GIVEN TASK
Locate every line that holds the string "pueden" and copy it.

======== PROVIDED MATERIAL

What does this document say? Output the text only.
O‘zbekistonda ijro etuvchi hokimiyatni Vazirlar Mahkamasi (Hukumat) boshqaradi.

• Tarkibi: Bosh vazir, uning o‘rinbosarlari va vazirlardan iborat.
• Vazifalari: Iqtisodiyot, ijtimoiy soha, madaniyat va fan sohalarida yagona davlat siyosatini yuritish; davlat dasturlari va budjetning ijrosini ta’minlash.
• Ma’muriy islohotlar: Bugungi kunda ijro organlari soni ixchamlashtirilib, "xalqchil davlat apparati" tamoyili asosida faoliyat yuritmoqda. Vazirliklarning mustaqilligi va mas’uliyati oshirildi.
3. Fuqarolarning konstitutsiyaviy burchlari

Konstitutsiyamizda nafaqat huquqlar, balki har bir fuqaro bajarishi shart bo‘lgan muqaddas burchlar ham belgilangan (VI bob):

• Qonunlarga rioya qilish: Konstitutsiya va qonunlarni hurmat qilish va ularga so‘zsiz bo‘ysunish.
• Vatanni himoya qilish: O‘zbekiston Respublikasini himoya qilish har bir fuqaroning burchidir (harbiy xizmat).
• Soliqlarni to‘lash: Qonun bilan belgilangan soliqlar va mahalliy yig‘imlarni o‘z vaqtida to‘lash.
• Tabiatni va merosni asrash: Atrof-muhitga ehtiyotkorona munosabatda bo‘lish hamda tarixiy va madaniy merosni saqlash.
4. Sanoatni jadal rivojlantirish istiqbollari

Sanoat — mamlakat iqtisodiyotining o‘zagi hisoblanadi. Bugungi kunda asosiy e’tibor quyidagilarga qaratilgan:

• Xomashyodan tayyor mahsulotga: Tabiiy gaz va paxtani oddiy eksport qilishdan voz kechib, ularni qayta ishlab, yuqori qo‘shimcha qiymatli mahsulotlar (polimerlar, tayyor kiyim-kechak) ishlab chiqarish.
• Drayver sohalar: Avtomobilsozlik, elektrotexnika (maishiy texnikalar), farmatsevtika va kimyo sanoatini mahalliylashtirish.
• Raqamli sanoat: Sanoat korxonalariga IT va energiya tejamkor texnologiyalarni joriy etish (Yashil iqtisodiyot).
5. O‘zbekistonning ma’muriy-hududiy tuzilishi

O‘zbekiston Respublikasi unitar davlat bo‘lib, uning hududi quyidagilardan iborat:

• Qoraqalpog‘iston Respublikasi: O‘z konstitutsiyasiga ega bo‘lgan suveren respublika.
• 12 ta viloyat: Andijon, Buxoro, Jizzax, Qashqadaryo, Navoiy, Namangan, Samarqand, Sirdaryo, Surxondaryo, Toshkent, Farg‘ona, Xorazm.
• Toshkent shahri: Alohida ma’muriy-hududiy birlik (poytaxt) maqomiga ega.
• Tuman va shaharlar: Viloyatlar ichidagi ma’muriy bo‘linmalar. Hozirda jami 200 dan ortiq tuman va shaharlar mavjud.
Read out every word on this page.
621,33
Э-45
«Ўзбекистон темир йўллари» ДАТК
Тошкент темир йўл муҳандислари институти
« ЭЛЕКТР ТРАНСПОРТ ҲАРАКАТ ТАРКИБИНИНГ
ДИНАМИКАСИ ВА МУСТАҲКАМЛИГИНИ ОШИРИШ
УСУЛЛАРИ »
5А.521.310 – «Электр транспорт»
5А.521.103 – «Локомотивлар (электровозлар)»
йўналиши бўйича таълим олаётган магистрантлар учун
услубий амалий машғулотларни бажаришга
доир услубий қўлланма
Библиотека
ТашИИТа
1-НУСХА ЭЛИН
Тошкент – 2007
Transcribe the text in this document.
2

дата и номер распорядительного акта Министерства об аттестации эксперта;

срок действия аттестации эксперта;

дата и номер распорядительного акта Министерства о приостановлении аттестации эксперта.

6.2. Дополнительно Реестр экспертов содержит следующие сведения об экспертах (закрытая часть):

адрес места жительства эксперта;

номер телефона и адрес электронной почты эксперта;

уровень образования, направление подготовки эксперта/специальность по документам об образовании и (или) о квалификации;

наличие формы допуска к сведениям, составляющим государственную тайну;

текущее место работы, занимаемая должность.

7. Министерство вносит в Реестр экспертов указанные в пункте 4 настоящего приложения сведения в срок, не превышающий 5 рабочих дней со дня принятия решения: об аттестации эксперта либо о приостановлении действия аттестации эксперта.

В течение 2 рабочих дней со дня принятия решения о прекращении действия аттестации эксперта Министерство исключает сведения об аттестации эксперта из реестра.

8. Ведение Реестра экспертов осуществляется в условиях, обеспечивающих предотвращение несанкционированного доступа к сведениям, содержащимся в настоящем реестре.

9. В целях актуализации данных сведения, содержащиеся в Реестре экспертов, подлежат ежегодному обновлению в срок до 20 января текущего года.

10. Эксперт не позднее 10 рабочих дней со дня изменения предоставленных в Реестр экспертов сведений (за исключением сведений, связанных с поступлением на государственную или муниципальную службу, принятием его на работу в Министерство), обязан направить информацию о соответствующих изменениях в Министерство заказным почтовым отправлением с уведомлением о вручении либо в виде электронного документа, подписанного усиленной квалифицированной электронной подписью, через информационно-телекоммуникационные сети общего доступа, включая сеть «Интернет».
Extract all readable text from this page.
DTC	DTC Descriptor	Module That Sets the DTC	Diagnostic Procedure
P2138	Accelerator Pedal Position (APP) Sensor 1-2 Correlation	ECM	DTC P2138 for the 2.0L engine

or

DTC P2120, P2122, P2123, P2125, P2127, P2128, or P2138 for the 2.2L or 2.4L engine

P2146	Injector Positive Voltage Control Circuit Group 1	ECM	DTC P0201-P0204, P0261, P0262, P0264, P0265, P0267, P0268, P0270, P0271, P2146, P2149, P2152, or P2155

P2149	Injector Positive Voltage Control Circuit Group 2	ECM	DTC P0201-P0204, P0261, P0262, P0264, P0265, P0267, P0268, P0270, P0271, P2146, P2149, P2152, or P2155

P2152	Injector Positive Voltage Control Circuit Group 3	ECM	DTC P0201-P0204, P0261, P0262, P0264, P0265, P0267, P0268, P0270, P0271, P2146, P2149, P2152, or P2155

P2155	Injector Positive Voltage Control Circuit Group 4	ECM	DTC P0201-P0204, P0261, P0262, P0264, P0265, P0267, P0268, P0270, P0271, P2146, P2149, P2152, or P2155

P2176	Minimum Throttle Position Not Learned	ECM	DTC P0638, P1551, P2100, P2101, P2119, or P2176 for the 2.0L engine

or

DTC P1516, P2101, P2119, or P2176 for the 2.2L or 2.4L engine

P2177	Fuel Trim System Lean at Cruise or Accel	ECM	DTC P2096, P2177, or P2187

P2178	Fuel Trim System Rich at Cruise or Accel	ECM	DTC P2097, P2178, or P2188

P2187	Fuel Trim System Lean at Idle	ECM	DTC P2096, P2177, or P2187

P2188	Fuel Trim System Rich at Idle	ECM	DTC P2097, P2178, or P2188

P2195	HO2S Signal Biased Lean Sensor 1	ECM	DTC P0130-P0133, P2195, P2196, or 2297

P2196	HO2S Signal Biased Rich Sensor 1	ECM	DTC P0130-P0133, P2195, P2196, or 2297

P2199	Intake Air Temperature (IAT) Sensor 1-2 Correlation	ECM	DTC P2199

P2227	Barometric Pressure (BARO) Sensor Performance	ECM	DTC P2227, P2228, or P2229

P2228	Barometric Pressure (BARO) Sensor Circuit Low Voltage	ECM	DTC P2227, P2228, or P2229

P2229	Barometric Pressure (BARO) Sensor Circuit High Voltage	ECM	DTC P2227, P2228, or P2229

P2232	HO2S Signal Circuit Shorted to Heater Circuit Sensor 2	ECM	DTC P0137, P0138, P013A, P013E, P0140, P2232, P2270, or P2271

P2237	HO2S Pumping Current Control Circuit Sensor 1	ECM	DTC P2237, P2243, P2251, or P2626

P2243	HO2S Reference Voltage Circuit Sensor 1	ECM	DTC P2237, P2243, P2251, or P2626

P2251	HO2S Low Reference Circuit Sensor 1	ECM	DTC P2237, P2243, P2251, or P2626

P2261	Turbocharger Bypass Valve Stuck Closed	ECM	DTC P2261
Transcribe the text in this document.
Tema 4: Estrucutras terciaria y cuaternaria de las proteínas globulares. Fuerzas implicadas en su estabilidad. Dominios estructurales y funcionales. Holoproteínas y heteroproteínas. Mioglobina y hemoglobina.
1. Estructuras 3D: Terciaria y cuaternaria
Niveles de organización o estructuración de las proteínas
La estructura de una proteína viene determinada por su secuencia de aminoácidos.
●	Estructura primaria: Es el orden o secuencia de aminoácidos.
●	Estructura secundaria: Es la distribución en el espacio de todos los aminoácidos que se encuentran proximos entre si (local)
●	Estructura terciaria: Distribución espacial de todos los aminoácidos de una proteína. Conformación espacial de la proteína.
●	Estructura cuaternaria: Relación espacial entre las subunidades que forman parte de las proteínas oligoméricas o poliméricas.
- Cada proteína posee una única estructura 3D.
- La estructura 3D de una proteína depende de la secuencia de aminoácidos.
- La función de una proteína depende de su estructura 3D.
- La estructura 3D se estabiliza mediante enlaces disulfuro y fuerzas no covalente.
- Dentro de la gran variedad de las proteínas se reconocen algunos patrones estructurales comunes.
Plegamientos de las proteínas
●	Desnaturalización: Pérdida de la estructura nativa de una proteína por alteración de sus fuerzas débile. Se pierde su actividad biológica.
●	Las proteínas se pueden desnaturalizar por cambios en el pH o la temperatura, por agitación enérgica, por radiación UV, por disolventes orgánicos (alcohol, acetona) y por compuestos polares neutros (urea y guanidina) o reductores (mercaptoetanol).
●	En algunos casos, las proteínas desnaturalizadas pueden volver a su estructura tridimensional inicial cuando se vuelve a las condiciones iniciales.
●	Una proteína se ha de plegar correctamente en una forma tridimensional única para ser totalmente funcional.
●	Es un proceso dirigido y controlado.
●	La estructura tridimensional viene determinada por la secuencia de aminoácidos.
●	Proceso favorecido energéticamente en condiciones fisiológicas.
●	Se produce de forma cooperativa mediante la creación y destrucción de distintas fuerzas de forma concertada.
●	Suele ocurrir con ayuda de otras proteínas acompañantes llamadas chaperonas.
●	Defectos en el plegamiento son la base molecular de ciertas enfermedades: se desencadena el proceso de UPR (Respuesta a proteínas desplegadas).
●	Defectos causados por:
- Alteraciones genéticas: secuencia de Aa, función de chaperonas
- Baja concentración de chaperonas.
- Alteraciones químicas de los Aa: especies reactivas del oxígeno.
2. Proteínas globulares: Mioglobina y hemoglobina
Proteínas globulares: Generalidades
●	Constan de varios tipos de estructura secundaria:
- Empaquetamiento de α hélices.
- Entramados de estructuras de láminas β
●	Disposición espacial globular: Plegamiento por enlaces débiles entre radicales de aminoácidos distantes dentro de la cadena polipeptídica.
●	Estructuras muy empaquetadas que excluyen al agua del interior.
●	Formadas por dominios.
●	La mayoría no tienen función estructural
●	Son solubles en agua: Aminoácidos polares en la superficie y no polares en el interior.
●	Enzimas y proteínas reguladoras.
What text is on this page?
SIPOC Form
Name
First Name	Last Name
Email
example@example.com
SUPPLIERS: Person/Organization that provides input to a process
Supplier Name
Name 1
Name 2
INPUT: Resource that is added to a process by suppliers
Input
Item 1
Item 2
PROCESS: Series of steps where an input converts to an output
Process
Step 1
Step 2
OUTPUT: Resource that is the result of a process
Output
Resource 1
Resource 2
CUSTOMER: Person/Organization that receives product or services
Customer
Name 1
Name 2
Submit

================

ANSWER FOR THIS EXERCISE
●	Las proteínas se pueden desnaturalizar por cambios en el pH o la temperatura, por agitación enérgica, por radiación UV, por disolventes orgánicos (alcohol, acetona) y por compuestos polares neutros (urea y guanidina) o reductores (mercaptoetanol).
●	En algunos casos, las proteínas desnaturalizadas pueden volver a su estructura tridimensional inicial cuando se vuelve a las condiciones iniciales.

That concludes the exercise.